Dataset items:
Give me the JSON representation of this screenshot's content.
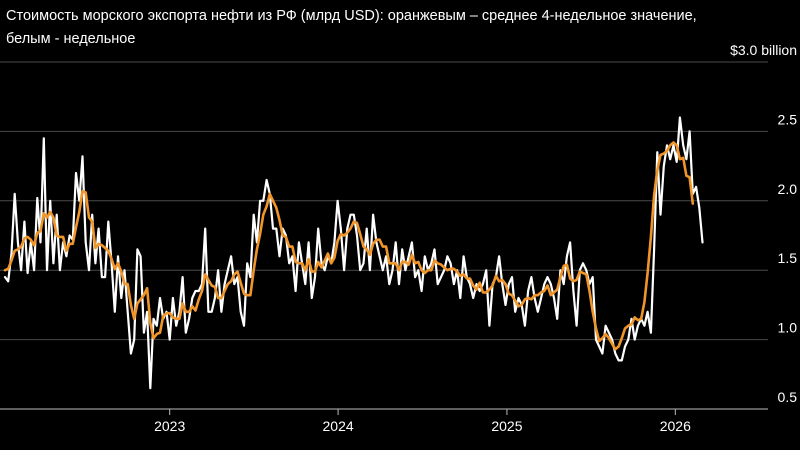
{
  "chart_data": {
    "type": "line",
    "title": "Стоимость морского экспорта нефти из РФ (млрд USD): оранжевым – среднее 4-недельное значение, белым - недельное",
    "y_unit_label": "$3.0 billion",
    "y_ticks": [
      "2.5",
      "2.0",
      "1.5",
      "1.0",
      "0.5"
    ],
    "y_tick_values": [
      2.5,
      2.0,
      1.5,
      1.0,
      0.5
    ],
    "ylim": [
      0.5,
      3.0
    ],
    "x_ticks": [
      "2023",
      "2024",
      "2025",
      "2026"
    ],
    "x_tick_values": [
      "2023-01-01",
      "2024-01-01",
      "2025-01-01",
      "2026-01-01"
    ],
    "grid": "horizontal",
    "colors": {
      "weekly": "#ffffff",
      "avg4w": "#f0952a",
      "grid": "#4a4a4a",
      "background": "#000000"
    },
    "series": [
      {
        "key": "weekly",
        "start_date": "2022-01-09",
        "step_days": 7,
        "values": [
          1.45,
          1.42,
          1.62,
          2.05,
          1.7,
          1.5,
          1.85,
          1.48,
          1.7,
          1.5,
          2.02,
          1.7,
          2.45,
          1.5,
          2.0,
          1.55,
          1.9,
          1.5,
          1.7,
          1.6,
          1.75,
          1.72,
          2.2,
          2.0,
          2.32,
          1.7,
          1.5,
          1.9,
          1.55,
          1.8,
          1.45,
          1.45,
          1.85,
          1.55,
          1.2,
          1.6,
          1.3,
          1.5,
          1.2,
          0.9,
          1.0,
          1.65,
          1.6,
          1.05,
          1.2,
          0.65,
          1.15,
          1.1,
          1.3,
          1.15,
          1.2,
          1.0,
          1.3,
          1.1,
          1.2,
          1.45,
          1.05,
          1.15,
          1.3,
          1.35,
          1.35,
          1.4,
          1.8,
          1.2,
          1.2,
          1.3,
          1.5,
          1.2,
          1.4,
          1.5,
          1.6,
          1.4,
          1.45,
          1.2,
          1.1,
          1.55,
          1.45,
          1.9,
          1.7,
          2.0,
          2.0,
          2.15,
          2.05,
          1.8,
          1.8,
          1.6,
          1.8,
          1.75,
          1.55,
          1.6,
          1.35,
          1.7,
          1.55,
          1.4,
          1.7,
          1.3,
          1.45,
          1.8,
          1.55,
          1.5,
          1.6,
          1.55,
          1.7,
          2.0,
          1.8,
          1.5,
          1.8,
          1.9,
          1.9,
          1.75,
          1.5,
          1.55,
          1.8,
          1.5,
          1.9,
          1.7,
          1.6,
          1.5,
          1.6,
          1.4,
          1.5,
          1.7,
          1.4,
          1.65,
          1.5,
          1.6,
          1.7,
          1.45,
          1.5,
          1.35,
          1.6,
          1.5,
          1.55,
          1.65,
          1.4,
          1.45,
          1.5,
          1.6,
          1.55,
          1.4,
          1.5,
          1.3,
          1.6,
          1.45,
          1.4,
          1.3,
          1.4,
          1.35,
          1.4,
          1.5,
          1.1,
          1.4,
          1.45,
          1.6,
          1.4,
          1.25,
          1.4,
          1.45,
          1.2,
          1.3,
          1.25,
          1.1,
          1.35,
          1.45,
          1.3,
          1.2,
          1.3,
          1.4,
          1.45,
          1.4,
          1.3,
          1.15,
          1.5,
          1.4,
          1.6,
          1.7,
          1.35,
          1.1,
          1.5,
          1.55,
          1.5,
          1.4,
          1.45,
          1.0,
          0.95,
          0.9,
          1.1,
          1.05,
          1.0,
          0.9,
          0.85,
          0.85,
          0.95,
          1.0,
          1.15,
          1.0,
          1.1,
          1.15,
          1.1,
          1.2,
          1.05,
          1.65,
          2.35,
          1.9,
          2.25,
          2.4,
          2.3,
          2.4,
          2.28,
          2.6,
          2.4,
          2.3,
          2.5,
          2.05,
          2.1,
          1.95,
          1.7
        ]
      },
      {
        "key": "avg4w",
        "start_date": "2022-01-09",
        "step_days": 7,
        "values": [
          1.5,
          1.51,
          1.57,
          1.64,
          1.65,
          1.67,
          1.73,
          1.74,
          1.72,
          1.68,
          1.77,
          1.78,
          1.91,
          1.88,
          1.92,
          1.88,
          1.75,
          1.74,
          1.74,
          1.64,
          1.69,
          1.69,
          1.81,
          1.92,
          2.07,
          2.06,
          1.88,
          1.85,
          1.66,
          1.69,
          1.68,
          1.66,
          1.64,
          1.58,
          1.51,
          1.55,
          1.49,
          1.4,
          1.4,
          1.25,
          1.15,
          1.26,
          1.29,
          1.32,
          1.37,
          1.12,
          1.01,
          1.04,
          1.05,
          1.17,
          1.19,
          1.19,
          1.16,
          1.15,
          1.15,
          1.26,
          1.2,
          1.2,
          1.24,
          1.21,
          1.29,
          1.35,
          1.47,
          1.43,
          1.39,
          1.38,
          1.3,
          1.3,
          1.35,
          1.4,
          1.42,
          1.47,
          1.49,
          1.41,
          1.33,
          1.32,
          1.32,
          1.5,
          1.65,
          1.76,
          1.9,
          1.96,
          2.05,
          2.0,
          1.95,
          1.86,
          1.75,
          1.74,
          1.67,
          1.67,
          1.56,
          1.55,
          1.55,
          1.5,
          1.58,
          1.49,
          1.49,
          1.56,
          1.52,
          1.57,
          1.62,
          1.55,
          1.59,
          1.71,
          1.76,
          1.75,
          1.77,
          1.8,
          1.85,
          1.84,
          1.76,
          1.67,
          1.65,
          1.61,
          1.69,
          1.72,
          1.72,
          1.67,
          1.67,
          1.55,
          1.55,
          1.55,
          1.5,
          1.56,
          1.56,
          1.54,
          1.61,
          1.55,
          1.56,
          1.5,
          1.48,
          1.5,
          1.5,
          1.57,
          1.55,
          1.54,
          1.52,
          1.5,
          1.51,
          1.51,
          1.49,
          1.46,
          1.47,
          1.44,
          1.44,
          1.39,
          1.36,
          1.41,
          1.34,
          1.34,
          1.36,
          1.39,
          1.46,
          1.42,
          1.43,
          1.4,
          1.33,
          1.32,
          1.28,
          1.24,
          1.25,
          1.29,
          1.3,
          1.29,
          1.32,
          1.32,
          1.34,
          1.35,
          1.39,
          1.32,
          1.34,
          1.36,
          1.45,
          1.53,
          1.54,
          1.44,
          1.42,
          1.43,
          1.49,
          1.48,
          1.47,
          1.35,
          1.2,
          1.08,
          0.99,
          1.01,
          1.04,
          1.01,
          0.97,
          0.93,
          0.95,
          1.01,
          1.08,
          1.1,
          1.11,
          1.16,
          1.14,
          1.15,
          1.27,
          1.48,
          1.74,
          2.04,
          2.22,
          2.33,
          2.34,
          2.36,
          2.4,
          2.42,
          2.4,
          2.3,
          2.31,
          2.18,
          2.17,
          1.98
        ]
      }
    ]
  }
}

- _WHAT YOU SHOULD DO_: All the lines above are to be given again exactly as they read, with the pictures removed.

- _FINISHED TASK_:
Give me the JSON representation of this screenshot's content.
{
  "chart_data": {
    "type": "line",
    "title": "Стоимость морского экспорта нефти из РФ (млрд USD): оранжевым – среднее 4-недельное значение, белым - недельное",
    "y_unit_label": "$3.0 billion",
    "y_ticks": [
      "2.5",
      "2.0",
      "1.5",
      "1.0",
      "0.5"
    ],
    "y_tick_values": [
      2.5,
      2.0,
      1.5,
      1.0,
      0.5
    ],
    "ylim": [
      0.5,
      3.0
    ],
    "x_ticks": [
      "2023",
      "2024",
      "2025",
      "2026"
    ],
    "x_tick_values": [
      "2023-01-01",
      "2024-01-01",
      "2025-01-01",
      "2026-01-01"
    ],
    "grid": "horizontal",
    "colors": {
      "weekly": "#ffffff",
      "avg4w": "#f0952a",
      "grid": "#4a4a4a",
      "background": "#000000"
    },
    "series": [
      {
        "key": "weekly",
        "start_date": "2022-01-09",
        "step_days": 7,
        "values": [
          1.45,
          1.42,
          1.62,
          2.05,
          1.7,
          1.5,
          1.85,
          1.48,
          1.7,
          1.5,
          2.02,
          1.7,
          2.45,
          1.5,
          2.0,
          1.55,
          1.9,
          1.5,
          1.7,
          1.6,
          1.75,
          1.72,
          2.2,
          2.0,
          2.32,
          1.7,
          1.5,
          1.9,
          1.55,
          1.8,
          1.45,
          1.45,
          1.85,
          1.55,
          1.2,
          1.6,
          1.3,
          1.5,
          1.2,
          0.9,
          1.0,
          1.65,
          1.6,
          1.05,
          1.2,
          0.65,
          1.15,
          1.1,
          1.3,
          1.15,
          1.2,
          1.0,
          1.3,
          1.1,
          1.2,
          1.45,
          1.05,
          1.15,
          1.3,
          1.35,
          1.35,
          1.4,
          1.8,
          1.2,
          1.2,
          1.3,
          1.5,
          1.2,
          1.4,
          1.5,
          1.6,
          1.4,
          1.45,
          1.2,
          1.1,
          1.55,
          1.45,
          1.9,
          1.7,
          2.0,
          2.0,
          2.15,
          2.05,
          1.8,
          1.8,
          1.6,
          1.8,
          1.75,
          1.55,
          1.6,
          1.35,
          1.7,
          1.55,
          1.4,
          1.7,
          1.3,
          1.45,
          1.8,
          1.55,
          1.5,
          1.6,
          1.55,
          1.7,
          2.0,
          1.8,
          1.5,
          1.8,
          1.9,
          1.9,
          1.75,
          1.5,
          1.55,
          1.8,
          1.5,
          1.9,
          1.7,
          1.6,
          1.5,
          1.6,
          1.4,
          1.5,
          1.7,
          1.4,
          1.65,
          1.5,
          1.6,
          1.7,
          1.45,
          1.5,
          1.35,
          1.6,
          1.5,
          1.55,
          1.65,
          1.4,
          1.45,
          1.5,
          1.6,
          1.55,
          1.4,
          1.5,
          1.3,
          1.6,
          1.45,
          1.4,
          1.3,
          1.4,
          1.35,
          1.4,
          1.5,
          1.1,
          1.4,
          1.45,
          1.6,
          1.4,
          1.25,
          1.4,
          1.45,
          1.2,
          1.3,
          1.25,
          1.1,
          1.35,
          1.45,
          1.3,
          1.2,
          1.3,
          1.4,
          1.45,
          1.4,
          1.3,
          1.15,
          1.5,
          1.4,
          1.6,
          1.7,
          1.35,
          1.1,
          1.5,
          1.55,
          1.5,
          1.4,
          1.45,
          1.0,
          0.95,
          0.9,
          1.1,
          1.05,
          1.0,
          0.9,
          0.85,
          0.85,
          0.95,
          1.0,
          1.15,
          1.0,
          1.1,
          1.15,
          1.1,
          1.2,
          1.05,
          1.65,
          2.35,
          1.9,
          2.25,
          2.4,
          2.3,
          2.4,
          2.28,
          2.6,
          2.4,
          2.3,
          2.5,
          2.05,
          2.1,
          1.95,
          1.7
        ]
      },
      {
        "key": "avg4w",
        "start_date": "2022-01-09",
        "step_days": 7,
        "values": [
          1.5,
          1.51,
          1.57,
          1.64,
          1.65,
          1.67,
          1.73,
          1.74,
          1.72,
          1.68,
          1.77,
          1.78,
          1.91,
          1.88,
          1.92,
          1.88,
          1.75,
          1.74,
          1.74,
          1.64,
          1.69,
          1.69,
          1.81,
          1.92,
          2.07,
          2.06,
          1.88,
          1.85,
          1.66,
          1.69,
          1.68,
          1.66,
          1.64,
          1.58,
          1.51,
          1.55,
          1.49,
          1.4,
          1.4,
          1.25,
          1.15,
          1.26,
          1.29,
          1.32,
          1.37,
          1.12,
          1.01,
          1.04,
          1.05,
          1.17,
          1.19,
          1.19,
          1.16,
          1.15,
          1.15,
          1.26,
          1.2,
          1.2,
          1.24,
          1.21,
          1.29,
          1.35,
          1.47,
          1.43,
          1.39,
          1.38,
          1.3,
          1.3,
          1.35,
          1.4,
          1.42,
          1.47,
          1.49,
          1.41,
          1.33,
          1.32,
          1.32,
          1.5,
          1.65,
          1.76,
          1.9,
          1.96,
          2.05,
          2.0,
          1.95,
          1.86,
          1.75,
          1.74,
          1.67,
          1.67,
          1.56,
          1.55,
          1.55,
          1.5,
          1.58,
          1.49,
          1.49,
          1.56,
          1.52,
          1.57,
          1.62,
          1.55,
          1.59,
          1.71,
          1.76,
          1.75,
          1.77,
          1.8,
          1.85,
          1.84,
          1.76,
          1.67,
          1.65,
          1.61,
          1.69,
          1.72,
          1.72,
          1.67,
          1.67,
          1.55,
          1.55,
          1.55,
          1.5,
          1.56,
          1.56,
          1.54,
          1.61,
          1.55,
          1.56,
          1.5,
          1.48,
          1.5,
          1.5,
          1.57,
          1.55,
          1.54,
          1.52,
          1.5,
          1.51,
          1.51,
          1.49,
          1.46,
          1.47,
          1.44,
          1.44,
          1.39,
          1.36,
          1.41,
          1.34,
          1.34,
          1.36,
          1.39,
          1.46,
          1.42,
          1.43,
          1.4,
          1.33,
          1.32,
          1.28,
          1.24,
          1.25,
          1.29,
          1.3,
          1.29,
          1.32,
          1.32,
          1.34,
          1.35,
          1.39,
          1.32,
          1.34,
          1.36,
          1.45,
          1.53,
          1.54,
          1.44,
          1.42,
          1.43,
          1.49,
          1.48,
          1.47,
          1.35,
          1.2,
          1.08,
          0.99,
          1.01,
          1.04,
          1.01,
          0.97,
          0.93,
          0.95,
          1.01,
          1.08,
          1.1,
          1.11,
          1.16,
          1.14,
          1.15,
          1.27,
          1.48,
          1.74,
          2.04,
          2.22,
          2.33,
          2.34,
          2.36,
          2.4,
          2.42,
          2.4,
          2.3,
          2.31,
          2.18,
          2.17,
          1.98
        ]
      }
    ]
  }
}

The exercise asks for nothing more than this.